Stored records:
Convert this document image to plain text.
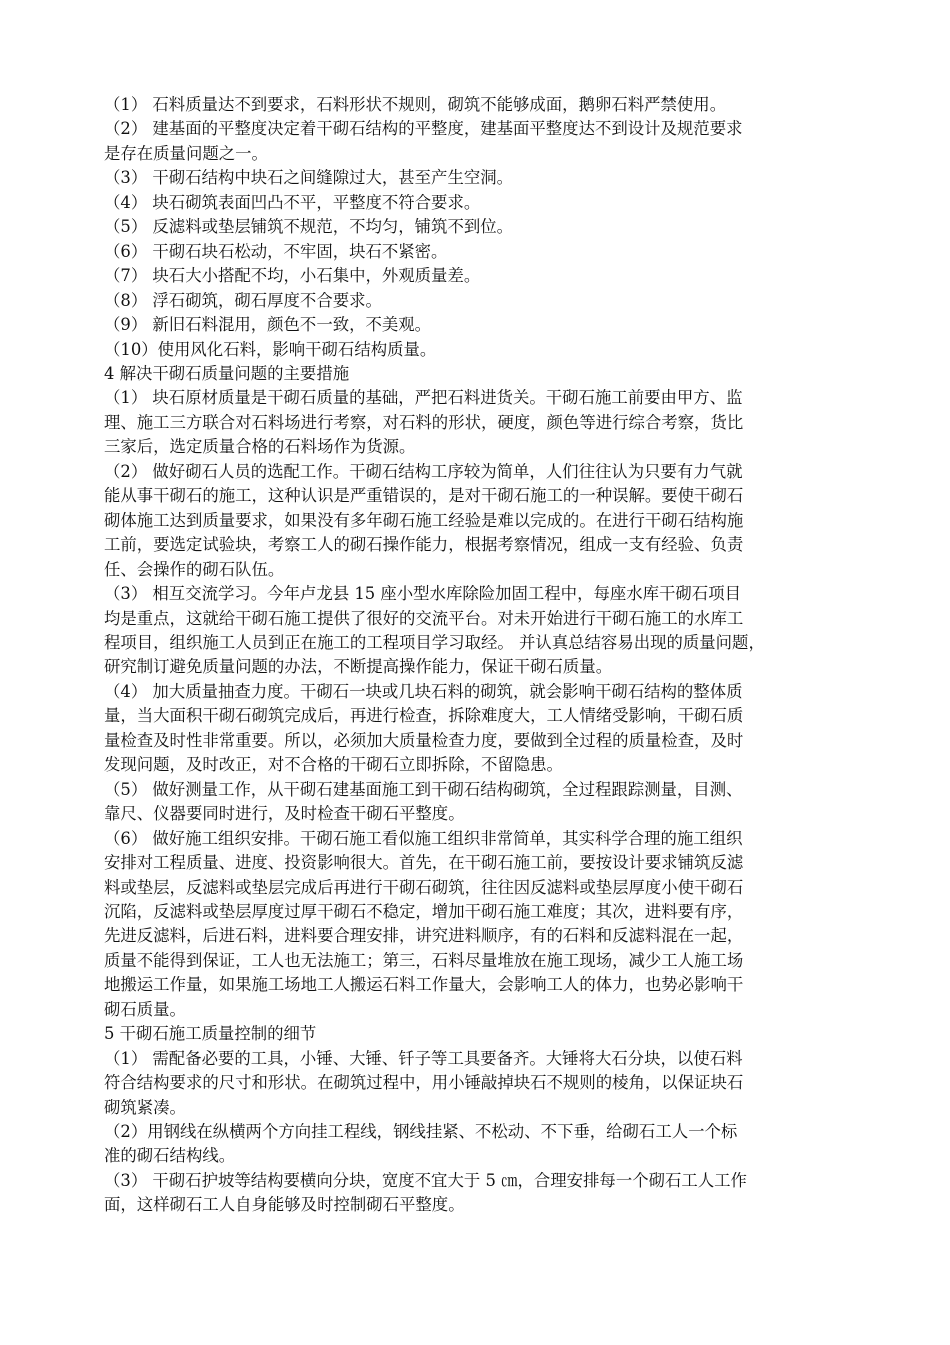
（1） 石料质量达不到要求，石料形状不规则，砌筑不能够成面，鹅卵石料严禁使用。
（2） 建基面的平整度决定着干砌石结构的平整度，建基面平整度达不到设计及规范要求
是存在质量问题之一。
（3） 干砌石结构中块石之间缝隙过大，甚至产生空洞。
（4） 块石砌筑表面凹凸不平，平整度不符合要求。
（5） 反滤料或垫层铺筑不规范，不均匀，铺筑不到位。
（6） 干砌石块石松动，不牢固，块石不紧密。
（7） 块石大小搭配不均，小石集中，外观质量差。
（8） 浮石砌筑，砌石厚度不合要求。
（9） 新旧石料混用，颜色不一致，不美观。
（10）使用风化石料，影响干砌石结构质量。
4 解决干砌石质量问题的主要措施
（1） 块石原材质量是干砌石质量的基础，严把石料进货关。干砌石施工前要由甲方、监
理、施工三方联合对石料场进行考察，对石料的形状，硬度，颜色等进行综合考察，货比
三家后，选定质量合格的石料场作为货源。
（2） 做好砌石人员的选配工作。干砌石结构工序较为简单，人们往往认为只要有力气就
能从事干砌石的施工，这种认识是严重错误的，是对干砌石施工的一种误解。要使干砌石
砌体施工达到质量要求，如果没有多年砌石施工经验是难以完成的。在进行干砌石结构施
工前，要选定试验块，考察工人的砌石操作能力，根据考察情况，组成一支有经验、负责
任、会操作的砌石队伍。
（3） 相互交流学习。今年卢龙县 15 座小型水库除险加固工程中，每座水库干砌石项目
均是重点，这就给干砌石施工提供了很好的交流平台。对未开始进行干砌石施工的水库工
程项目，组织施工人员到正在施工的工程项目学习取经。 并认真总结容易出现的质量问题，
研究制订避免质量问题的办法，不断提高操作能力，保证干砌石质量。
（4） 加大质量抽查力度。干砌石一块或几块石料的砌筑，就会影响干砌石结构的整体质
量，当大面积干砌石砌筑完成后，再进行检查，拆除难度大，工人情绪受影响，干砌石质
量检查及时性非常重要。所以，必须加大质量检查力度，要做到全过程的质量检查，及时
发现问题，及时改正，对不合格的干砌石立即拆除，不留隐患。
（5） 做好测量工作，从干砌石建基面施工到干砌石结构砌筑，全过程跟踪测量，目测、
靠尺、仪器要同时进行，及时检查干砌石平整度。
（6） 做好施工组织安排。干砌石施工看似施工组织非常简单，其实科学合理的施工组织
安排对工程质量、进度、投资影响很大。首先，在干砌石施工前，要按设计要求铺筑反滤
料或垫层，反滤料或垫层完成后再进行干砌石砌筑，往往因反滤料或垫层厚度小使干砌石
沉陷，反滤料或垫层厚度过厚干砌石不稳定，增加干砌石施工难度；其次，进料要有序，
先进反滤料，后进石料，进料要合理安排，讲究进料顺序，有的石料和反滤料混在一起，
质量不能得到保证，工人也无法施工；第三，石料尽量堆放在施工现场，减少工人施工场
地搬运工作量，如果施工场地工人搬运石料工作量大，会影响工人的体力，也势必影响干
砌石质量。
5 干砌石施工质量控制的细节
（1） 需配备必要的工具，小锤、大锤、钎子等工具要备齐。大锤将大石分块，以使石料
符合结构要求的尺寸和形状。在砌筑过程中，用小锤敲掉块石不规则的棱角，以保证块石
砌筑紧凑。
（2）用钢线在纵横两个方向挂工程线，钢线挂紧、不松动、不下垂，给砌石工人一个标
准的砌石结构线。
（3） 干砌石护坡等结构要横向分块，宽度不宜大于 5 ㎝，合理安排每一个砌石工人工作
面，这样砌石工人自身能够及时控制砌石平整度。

Challenge: Output the data exactly. Pictures don't belong in the result.

Solution to this task:
Convert this document image to plain text.
（1） 石料质量达不到要求，石料形状不规则，砌筑不能够成面，鹅卵石料严禁使用。
（2） 建基面的平整度决定着干砌石结构的平整度，建基面平整度达不到设计及规范要求
是存在质量问题之一。
（3） 干砌石结构中块石之间缝隙过大，甚至产生空洞。
（4） 块石砌筑表面凹凸不平，平整度不符合要求。
（5） 反滤料或垫层铺筑不规范，不均匀，铺筑不到位。
（6） 干砌石块石松动，不牢固，块石不紧密。
（7） 块石大小搭配不均，小石集中，外观质量差。
（8） 浮石砌筑，砌石厚度不合要求。
（9） 新旧石料混用，颜色不一致，不美观。
（10）使用风化石料，影响干砌石结构质量。
4 解决干砌石质量问题的主要措施
（1） 块石原材质量是干砌石质量的基础，严把石料进货关。干砌石施工前要由甲方、监
理、施工三方联合对石料场进行考察，对石料的形状，硬度，颜色等进行综合考察，货比
三家后，选定质量合格的石料场作为货源。
（2） 做好砌石人员的选配工作。干砌石结构工序较为简单，人们往往认为只要有力气就
能从事干砌石的施工，这种认识是严重错误的，是对干砌石施工的一种误解。要使干砌石
砌体施工达到质量要求，如果没有多年砌石施工经验是难以完成的。在进行干砌石结构施
工前，要选定试验块，考察工人的砌石操作能力，根据考察情况，组成一支有经验、负责
任、会操作的砌石队伍。
（3） 相互交流学习。今年卢龙县 15 座小型水库除险加固工程中，每座水库干砌石项目
均是重点，这就给干砌石施工提供了很好的交流平台。对未开始进行干砌石施工的水库工
程项目，组织施工人员到正在施工的工程项目学习取经。 并认真总结容易出现的质量问题，
研究制订避免质量问题的办法，不断提高操作能力，保证干砌石质量。
（4） 加大质量抽查力度。干砌石一块或几块石料的砌筑，就会影响干砌石结构的整体质
量，当大面积干砌石砌筑完成后，再进行检查，拆除难度大，工人情绪受影响，干砌石质
量检查及时性非常重要。所以，必须加大质量检查力度，要做到全过程的质量检查，及时
发现问题，及时改正，对不合格的干砌石立即拆除，不留隐患。
（5） 做好测量工作，从干砌石建基面施工到干砌石结构砌筑，全过程跟踪测量，目测、
靠尺、仪器要同时进行，及时检查干砌石平整度。
（6） 做好施工组织安排。干砌石施工看似施工组织非常简单，其实科学合理的施工组织
安排对工程质量、进度、投资影响很大。首先，在干砌石施工前，要按设计要求铺筑反滤
料或垫层，反滤料或垫层完成后再进行干砌石砌筑，往往因反滤料或垫层厚度小使干砌石
沉陷，反滤料或垫层厚度过厚干砌石不稳定，增加干砌石施工难度；其次，进料要有序，
先进反滤料，后进石料，进料要合理安排，讲究进料顺序，有的石料和反滤料混在一起，
质量不能得到保证，工人也无法施工；第三，石料尽量堆放在施工现场，减少工人施工场
地搬运工作量，如果施工场地工人搬运石料工作量大，会影响工人的体力，也势必影响干
砌石质量。
5 干砌石施工质量控制的细节
（1） 需配备必要的工具，小锤、大锤、钎子等工具要备齐。大锤将大石分块，以使石料
符合结构要求的尺寸和形状。在砌筑过程中，用小锤敲掉块石不规则的棱角，以保证块石
砌筑紧凑。
（2）用钢线在纵横两个方向挂工程线，钢线挂紧、不松动、不下垂，给砌石工人一个标
准的砌石结构线。
（3） 干砌石护坡等结构要横向分块，宽度不宜大于 5 ㎝，合理安排每一个砌石工人工作
面，这样砌石工人自身能够及时控制砌石平整度。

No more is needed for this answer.